**Exercise prompt**. Copy out all the data, word for word.

**Listed entries**.

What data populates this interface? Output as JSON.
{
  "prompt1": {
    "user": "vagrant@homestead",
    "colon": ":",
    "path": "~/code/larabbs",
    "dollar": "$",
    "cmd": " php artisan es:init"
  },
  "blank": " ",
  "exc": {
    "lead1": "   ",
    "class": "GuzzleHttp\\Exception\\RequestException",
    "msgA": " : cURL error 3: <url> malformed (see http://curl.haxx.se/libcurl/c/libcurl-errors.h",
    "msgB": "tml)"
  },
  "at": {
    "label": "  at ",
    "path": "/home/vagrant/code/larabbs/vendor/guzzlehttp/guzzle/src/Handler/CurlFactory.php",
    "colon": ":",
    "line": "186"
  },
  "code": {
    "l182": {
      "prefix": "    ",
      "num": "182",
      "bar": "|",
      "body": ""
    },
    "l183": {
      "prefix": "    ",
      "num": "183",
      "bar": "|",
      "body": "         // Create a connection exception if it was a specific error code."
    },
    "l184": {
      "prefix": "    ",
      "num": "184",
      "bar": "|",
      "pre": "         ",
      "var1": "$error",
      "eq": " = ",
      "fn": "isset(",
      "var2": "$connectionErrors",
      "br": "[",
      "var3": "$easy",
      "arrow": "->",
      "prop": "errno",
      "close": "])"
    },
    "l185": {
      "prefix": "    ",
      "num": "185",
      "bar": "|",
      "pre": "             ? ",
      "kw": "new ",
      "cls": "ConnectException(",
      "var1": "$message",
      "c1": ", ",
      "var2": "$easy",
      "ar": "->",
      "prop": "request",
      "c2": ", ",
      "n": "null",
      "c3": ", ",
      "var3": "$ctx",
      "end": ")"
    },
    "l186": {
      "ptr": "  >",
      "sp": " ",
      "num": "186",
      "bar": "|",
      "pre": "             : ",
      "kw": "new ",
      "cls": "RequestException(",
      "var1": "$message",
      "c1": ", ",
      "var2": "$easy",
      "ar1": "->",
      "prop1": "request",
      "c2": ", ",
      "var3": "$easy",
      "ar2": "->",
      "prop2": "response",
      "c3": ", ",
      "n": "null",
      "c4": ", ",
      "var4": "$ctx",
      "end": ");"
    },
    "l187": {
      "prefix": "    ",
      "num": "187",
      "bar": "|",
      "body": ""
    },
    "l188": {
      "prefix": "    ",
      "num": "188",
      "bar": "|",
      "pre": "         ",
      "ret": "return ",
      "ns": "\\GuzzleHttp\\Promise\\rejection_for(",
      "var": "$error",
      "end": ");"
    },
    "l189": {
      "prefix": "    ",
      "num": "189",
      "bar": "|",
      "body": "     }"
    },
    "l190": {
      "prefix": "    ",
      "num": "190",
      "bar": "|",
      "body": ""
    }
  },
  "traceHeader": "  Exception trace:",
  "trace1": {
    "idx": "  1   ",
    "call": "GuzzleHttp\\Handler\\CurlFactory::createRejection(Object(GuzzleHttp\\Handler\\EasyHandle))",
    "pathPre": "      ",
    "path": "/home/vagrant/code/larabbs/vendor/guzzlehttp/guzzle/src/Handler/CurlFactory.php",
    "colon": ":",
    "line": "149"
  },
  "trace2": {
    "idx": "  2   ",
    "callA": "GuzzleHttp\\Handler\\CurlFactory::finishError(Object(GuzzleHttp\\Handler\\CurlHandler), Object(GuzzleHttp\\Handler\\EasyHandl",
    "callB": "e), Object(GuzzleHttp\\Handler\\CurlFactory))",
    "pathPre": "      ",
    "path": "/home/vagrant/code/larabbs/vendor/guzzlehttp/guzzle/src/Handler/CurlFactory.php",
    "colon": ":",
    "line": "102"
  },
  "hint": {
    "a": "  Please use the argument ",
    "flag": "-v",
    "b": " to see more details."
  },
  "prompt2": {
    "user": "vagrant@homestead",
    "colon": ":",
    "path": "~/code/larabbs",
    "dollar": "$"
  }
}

**Output of the task**.
What data populates this interface? Output as JSON.
{
  "prompt1": {
    "user": "vagrant@homestead",
    "colon": ":",
    "path": "~/code/larabbs",
    "dollar": "$",
    "cmd": " php artisan es:init"
  },
  "blank": " ",
  "exc": {
    "lead1": "   ",
    "class": "GuzzleHttp\\Exception\\RequestException",
    "msgA": " : cURL error 3: <url> malformed (see http://curl.haxx.se/libcurl/c/libcurl-errors.h",
    "msgB": "tml)"
  },
  "at": {
    "label": "  at ",
    "path": "/home/vagrant/code/larabbs/vendor/guzzlehttp/guzzle/src/Handler/CurlFactory.php",
    "colon": ":",
    "line": "186"
  },
  "code": {
    "l182": {
      "prefix": "    ",
      "num": "182",
      "bar": "|",
      "body": ""
    },
    "l183": {
      "prefix": "    ",
      "num": "183",
      "bar": "|",
      "body": "         // Create a connection exception if it was a specific error code."
    },
    "l184": {
      "prefix": "    ",
      "num": "184",
      "bar": "|",
      "pre": "         ",
      "var1": "$error",
      "eq": " = ",
      "fn": "isset(",
      "var2": "$connectionErrors",
      "br": "[",
      "var3": "$easy",
      "arrow": "->",
      "prop": "errno",
      "close": "])"
    },
    "l185": {
      "prefix": "    ",
      "num": "185",
      "bar": "|",
      "pre": "             ? ",
      "kw": "new ",
      "cls": "ConnectException(",
      "var1": "$message",
      "c1": ", ",
      "var2": "$easy",
      "ar": "->",
      "prop": "request",
      "c2": ", ",
      "n": "null",
      "c3": ", ",
      "var3": "$ctx",
      "end": ")"
    },
    "l186": {
      "ptr": "  >",
      "sp": " ",
      "num": "186",
      "bar": "|",
      "pre": "             : ",
      "kw": "new ",
      "cls": "RequestException(",
      "var1": "$message",
      "c1": ", ",
      "var2": "$easy",
      "ar1": "->",
      "prop1": "request",
      "c2": ", ",
      "var3": "$easy",
      "ar2": "->",
      "prop2": "response",
      "c3": ", ",
      "n": "null",
      "c4": ", ",
      "var4": "$ctx",
      "end": ");"
    },
    "l187": {
      "prefix": "    ",
      "num": "187",
      "bar": "|",
      "body": ""
    },
    "l188": {
      "prefix": "    ",
      "num": "188",
      "bar": "|",
      "pre": "         ",
      "ret": "return ",
      "ns": "\\GuzzleHttp\\Promise\\rejection_for(",
      "var": "$error",
      "end": ");"
    },
    "l189": {
      "prefix": "    ",
      "num": "189",
      "bar": "|",
      "body": "     }"
    },
    "l190": {
      "prefix": "    ",
      "num": "190",
      "bar": "|",
      "body": ""
    }
  },
  "traceHeader": "  Exception trace:",
  "trace1": {
    "idx": "  1   ",
    "call": "GuzzleHttp\\Handler\\CurlFactory::createRejection(Object(GuzzleHttp\\Handler\\EasyHandle))",
    "pathPre": "      ",
    "path": "/home/vagrant/code/larabbs/vendor/guzzlehttp/guzzle/src/Handler/CurlFactory.php",
    "colon": ":",
    "line": "149"
  },
  "trace2": {
    "idx": "  2   ",
    "callA": "GuzzleHttp\\Handler\\CurlFactory::finishError(Object(GuzzleHttp\\Handler\\CurlHandler), Object(GuzzleHttp\\Handler\\EasyHandl",
    "callB": "e), Object(GuzzleHttp\\Handler\\CurlFactory))",
    "pathPre": "      ",
    "path": "/home/vagrant/code/larabbs/vendor/guzzlehttp/guzzle/src/Handler/CurlFactory.php",
    "colon": ":",
    "line": "102"
  },
  "hint": {
    "a": "  Please use the argument ",
    "flag": "-v",
    "b": " to see more details."
  },
  "prompt2": {
    "user": "vagrant@homestead",
    "colon": ":",
    "path": "~/code/larabbs",
    "dollar": "$"
  }
}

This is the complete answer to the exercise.